Give back every record exactly, with its pictures left out.

-- Source records follows --

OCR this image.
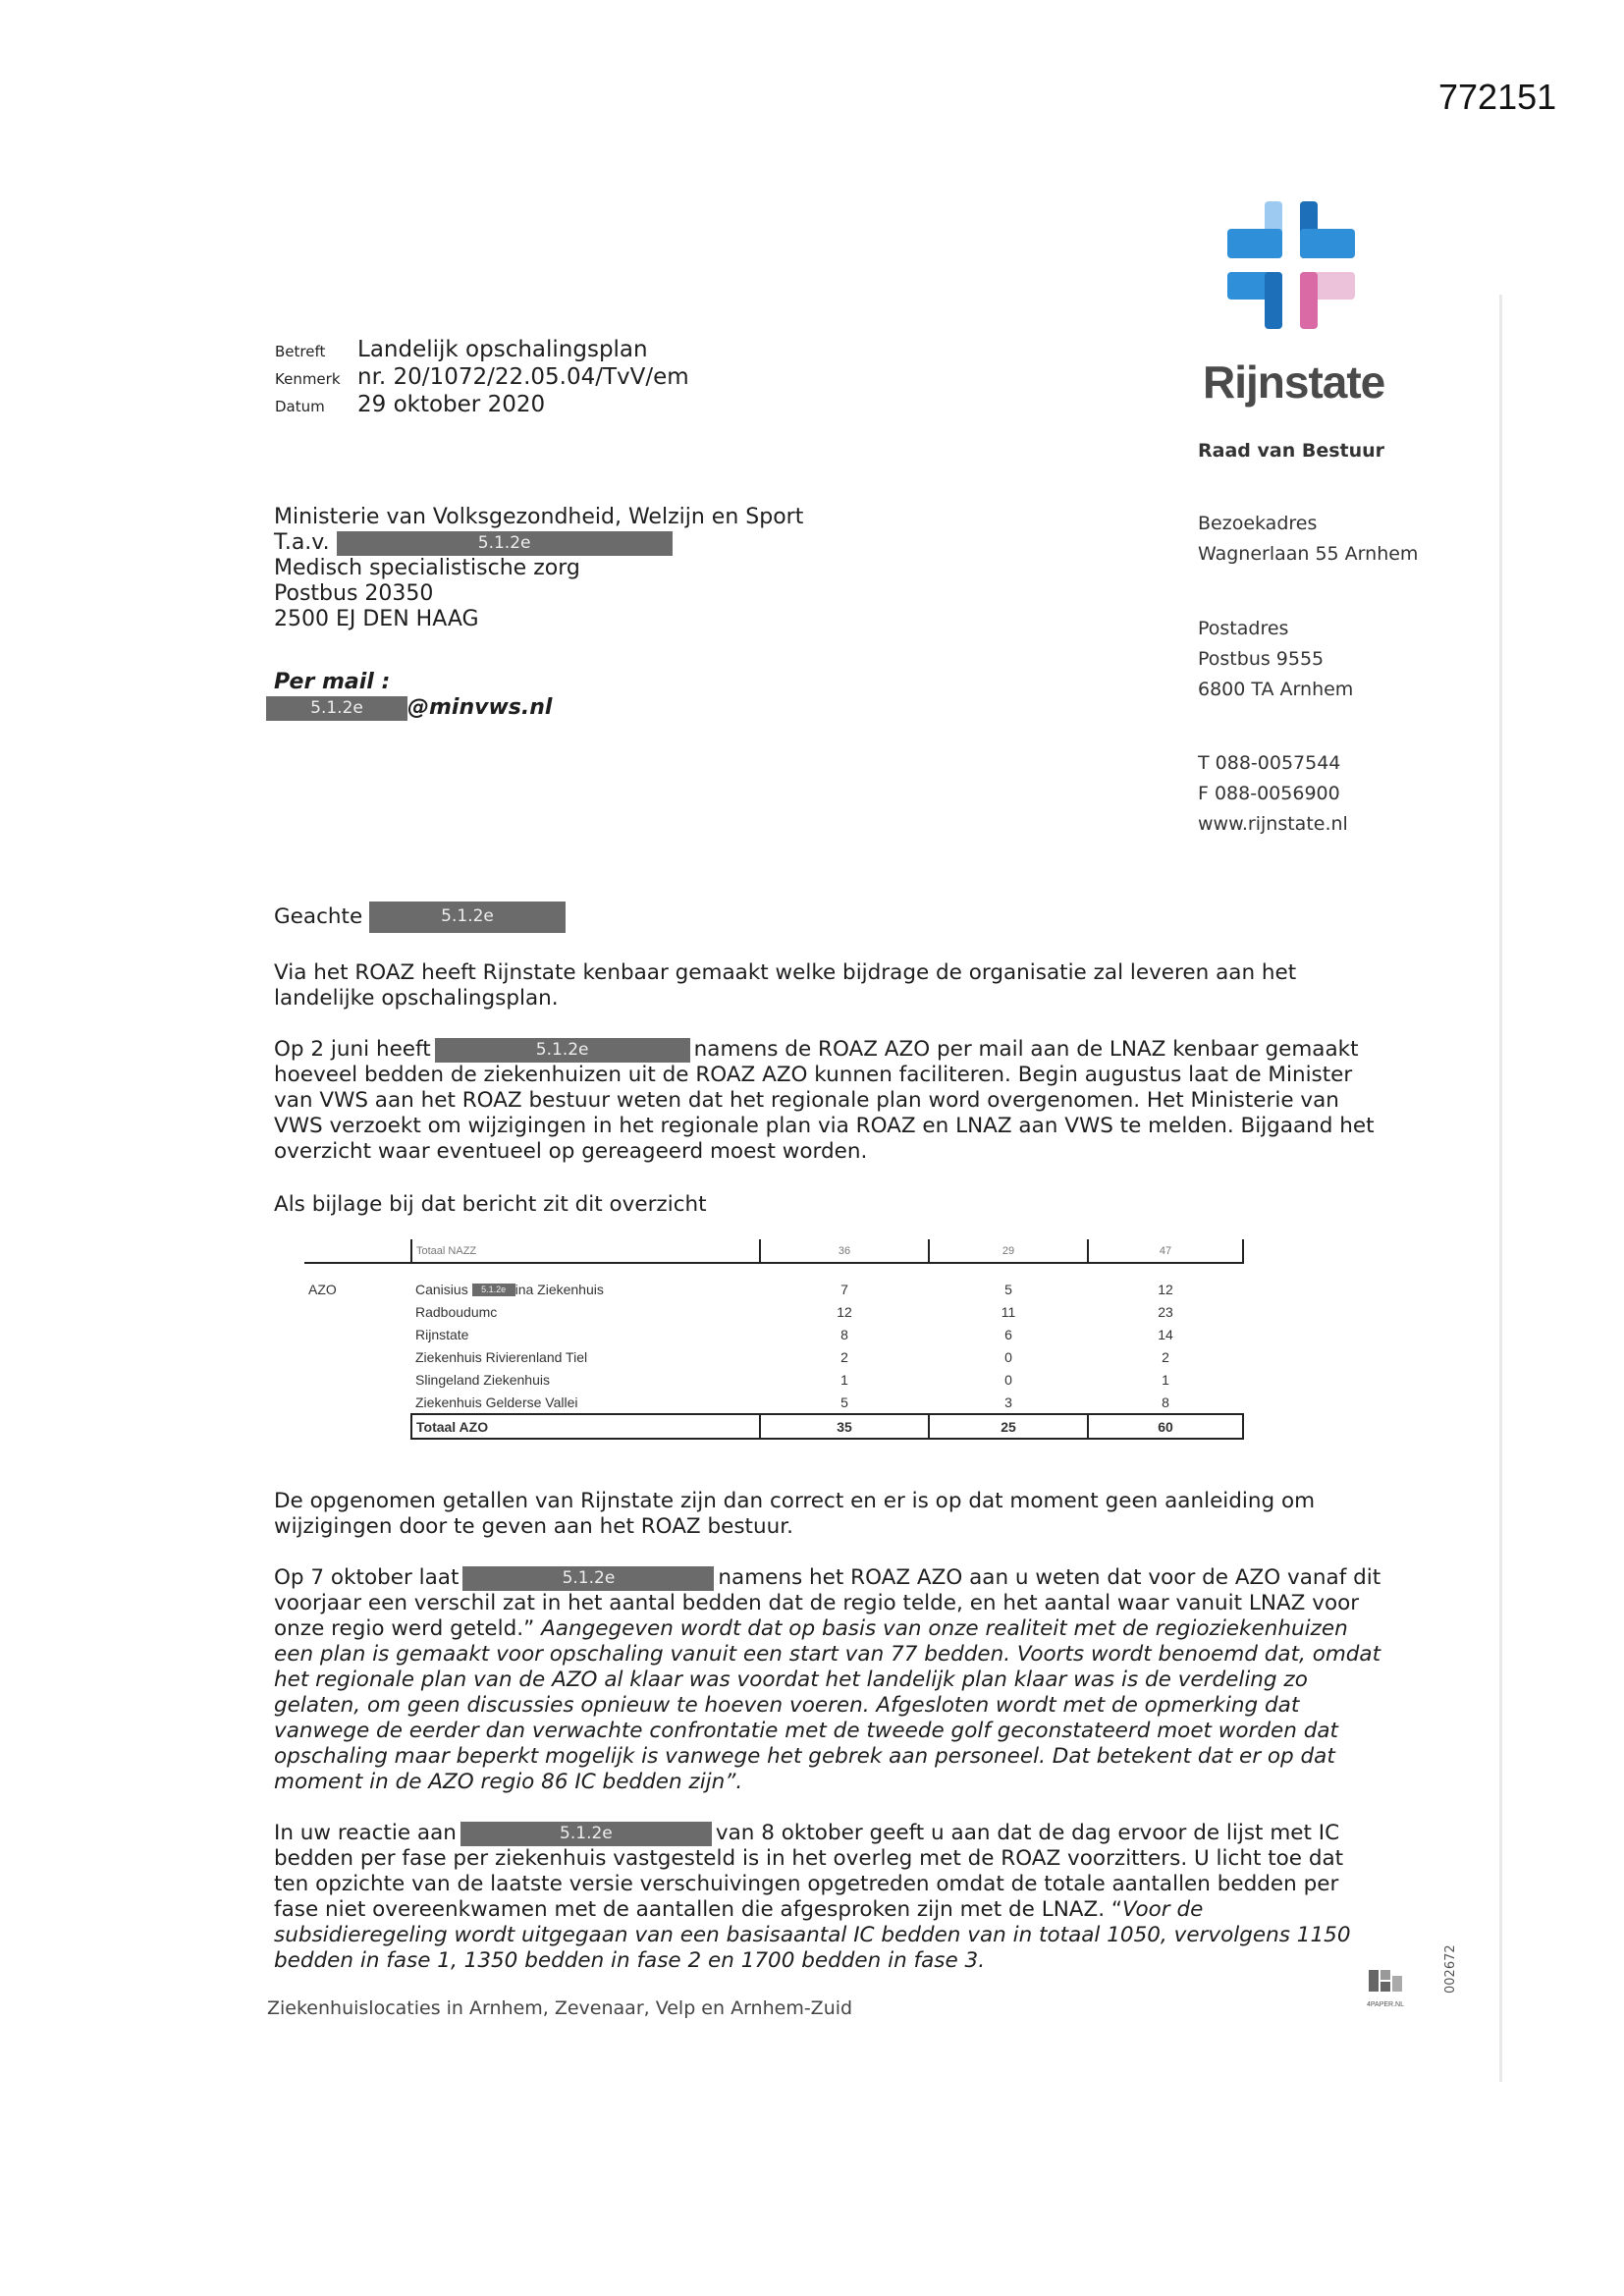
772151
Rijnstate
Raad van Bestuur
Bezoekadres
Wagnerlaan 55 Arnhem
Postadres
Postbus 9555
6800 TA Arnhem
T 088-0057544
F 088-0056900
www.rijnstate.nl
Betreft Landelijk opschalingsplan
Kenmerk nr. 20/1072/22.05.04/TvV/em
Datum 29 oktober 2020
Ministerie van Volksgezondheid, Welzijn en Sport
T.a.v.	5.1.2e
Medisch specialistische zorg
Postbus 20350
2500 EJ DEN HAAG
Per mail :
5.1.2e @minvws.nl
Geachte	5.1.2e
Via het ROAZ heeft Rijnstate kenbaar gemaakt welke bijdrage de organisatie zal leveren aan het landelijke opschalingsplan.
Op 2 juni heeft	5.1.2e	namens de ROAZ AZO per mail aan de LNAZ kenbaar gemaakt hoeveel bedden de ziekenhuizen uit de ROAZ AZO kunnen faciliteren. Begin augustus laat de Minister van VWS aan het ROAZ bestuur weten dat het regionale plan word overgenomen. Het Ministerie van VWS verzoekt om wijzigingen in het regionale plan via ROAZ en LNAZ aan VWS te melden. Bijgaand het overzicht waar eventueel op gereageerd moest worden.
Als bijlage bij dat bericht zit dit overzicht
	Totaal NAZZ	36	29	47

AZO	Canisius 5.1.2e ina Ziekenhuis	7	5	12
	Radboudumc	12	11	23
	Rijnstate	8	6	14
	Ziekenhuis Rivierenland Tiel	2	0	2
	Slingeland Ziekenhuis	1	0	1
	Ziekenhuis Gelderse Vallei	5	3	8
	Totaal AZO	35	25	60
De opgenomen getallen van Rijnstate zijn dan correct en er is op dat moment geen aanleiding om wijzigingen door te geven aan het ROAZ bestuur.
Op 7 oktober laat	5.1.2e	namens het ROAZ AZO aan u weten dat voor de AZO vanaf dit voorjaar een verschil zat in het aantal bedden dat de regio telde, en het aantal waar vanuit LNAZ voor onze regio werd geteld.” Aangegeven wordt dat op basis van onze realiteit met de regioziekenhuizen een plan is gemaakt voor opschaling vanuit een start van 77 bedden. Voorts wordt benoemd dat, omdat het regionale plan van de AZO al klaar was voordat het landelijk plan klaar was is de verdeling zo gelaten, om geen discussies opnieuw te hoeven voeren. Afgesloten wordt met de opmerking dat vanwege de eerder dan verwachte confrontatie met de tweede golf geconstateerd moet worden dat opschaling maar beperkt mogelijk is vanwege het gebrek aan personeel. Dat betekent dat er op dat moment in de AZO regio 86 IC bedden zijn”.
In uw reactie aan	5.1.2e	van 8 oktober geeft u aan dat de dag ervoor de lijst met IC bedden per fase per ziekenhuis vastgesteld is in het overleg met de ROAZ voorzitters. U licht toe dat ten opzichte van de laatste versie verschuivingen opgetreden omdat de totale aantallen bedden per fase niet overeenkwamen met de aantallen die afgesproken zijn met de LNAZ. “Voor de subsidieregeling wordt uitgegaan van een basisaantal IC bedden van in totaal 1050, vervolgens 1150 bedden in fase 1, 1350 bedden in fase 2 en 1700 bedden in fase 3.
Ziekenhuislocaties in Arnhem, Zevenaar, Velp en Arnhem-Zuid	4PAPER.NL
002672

-- Source records concluded --

Problem solution:
OCR this image.
772151
Rijnstate
Raad van Bestuur
Bezoekadres
Wagnerlaan 55 Arnhem
Postadres
Postbus 9555
6800 TA Arnhem
T 088-0057544
F 088-0056900
www.rijnstate.nl
Betreft Landelijk opschalingsplan
Kenmerk nr. 20/1072/22.05.04/TvV/em
Datum 29 oktober 2020
Ministerie van Volksgezondheid, Welzijn en Sport
T.a.v.	5.1.2e
Medisch specialistische zorg
Postbus 20350
2500 EJ DEN HAAG
Per mail :
5.1.2e @minvws.nl
Geachte	5.1.2e
Via het ROAZ heeft Rijnstate kenbaar gemaakt welke bijdrage de organisatie zal leveren aan het landelijke opschalingsplan.
Op 2 juni heeft	5.1.2e	namens de ROAZ AZO per mail aan de LNAZ kenbaar gemaakt hoeveel bedden de ziekenhuizen uit de ROAZ AZO kunnen faciliteren. Begin augustus laat de Minister van VWS aan het ROAZ bestuur weten dat het regionale plan word overgenomen. Het Ministerie van VWS verzoekt om wijzigingen in het regionale plan via ROAZ en LNAZ aan VWS te melden. Bijgaand het overzicht waar eventueel op gereageerd moest worden.
Als bijlage bij dat bericht zit dit overzicht
	Totaal NAZZ	36	29	47

AZO	Canisius 5.1.2e ina Ziekenhuis	7	5	12
	Radboudumc	12	11	23
	Rijnstate	8	6	14
	Ziekenhuis Rivierenland Tiel	2	0	2
	Slingeland Ziekenhuis	1	0	1
	Ziekenhuis Gelderse Vallei	5	3	8
	Totaal AZO	35	25	60
De opgenomen getallen van Rijnstate zijn dan correct en er is op dat moment geen aanleiding om wijzigingen door te geven aan het ROAZ bestuur.
Op 7 oktober laat	5.1.2e	namens het ROAZ AZO aan u weten dat voor de AZO vanaf dit voorjaar een verschil zat in het aantal bedden dat de regio telde, en het aantal waar vanuit LNAZ voor onze regio werd geteld.” Aangegeven wordt dat op basis van onze realiteit met de regioziekenhuizen een plan is gemaakt voor opschaling vanuit een start van 77 bedden. Voorts wordt benoemd dat, omdat het regionale plan van de AZO al klaar was voordat het landelijk plan klaar was is de verdeling zo gelaten, om geen discussies opnieuw te hoeven voeren. Afgesloten wordt met de opmerking dat vanwege de eerder dan verwachte confrontatie met de tweede golf geconstateerd moet worden dat opschaling maar beperkt mogelijk is vanwege het gebrek aan personeel. Dat betekent dat er op dat moment in de AZO regio 86 IC bedden zijn”.
In uw reactie aan	5.1.2e	van 8 oktober geeft u aan dat de dag ervoor de lijst met IC bedden per fase per ziekenhuis vastgesteld is in het overleg met de ROAZ voorzitters. U licht toe dat ten opzichte van de laatste versie verschuivingen opgetreden omdat de totale aantallen bedden per fase niet overeenkwamen met de aantallen die afgesproken zijn met de LNAZ. “Voor de subsidieregeling wordt uitgegaan van een basisaantal IC bedden van in totaal 1050, vervolgens 1150 bedden in fase 1, 1350 bedden in fase 2 en 1700 bedden in fase 3.
Ziekenhuislocaties in Arnhem, Zevenaar, Velp en Arnhem-Zuid	4PAPER.NL
002672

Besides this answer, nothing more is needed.